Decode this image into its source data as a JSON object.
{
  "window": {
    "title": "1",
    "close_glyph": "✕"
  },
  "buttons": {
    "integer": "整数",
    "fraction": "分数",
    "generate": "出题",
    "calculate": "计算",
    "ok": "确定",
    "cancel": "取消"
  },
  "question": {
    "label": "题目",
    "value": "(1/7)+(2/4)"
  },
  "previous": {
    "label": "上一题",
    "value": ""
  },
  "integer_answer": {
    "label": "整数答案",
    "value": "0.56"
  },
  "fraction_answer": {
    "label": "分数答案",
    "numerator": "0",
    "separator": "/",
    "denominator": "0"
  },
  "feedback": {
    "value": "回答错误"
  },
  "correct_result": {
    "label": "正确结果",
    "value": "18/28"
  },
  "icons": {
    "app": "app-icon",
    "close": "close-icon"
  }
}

▸ **Written instruction**
Every line of the data above should be reproduced word for word.

▸ **Task solution**
Decode this image into its source data as a JSON object.
{
  "window": {
    "title": "1",
    "close_glyph": "✕"
  },
  "buttons": {
    "integer": "整数",
    "fraction": "分数",
    "generate": "出题",
    "calculate": "计算",
    "ok": "确定",
    "cancel": "取消"
  },
  "question": {
    "label": "题目",
    "value": "(1/7)+(2/4)"
  },
  "previous": {
    "label": "上一题",
    "value": ""
  },
  "integer_answer": {
    "label": "整数答案",
    "value": "0.56"
  },
  "fraction_answer": {
    "label": "分数答案",
    "numerator": "0",
    "separator": "/",
    "denominator": "0"
  },
  "feedback": {
    "value": "回答错误"
  },
  "correct_result": {
    "label": "正确结果",
    "value": "18/28"
  },
  "icons": {
    "app": "app-icon",
    "close": "close-icon"
  }
}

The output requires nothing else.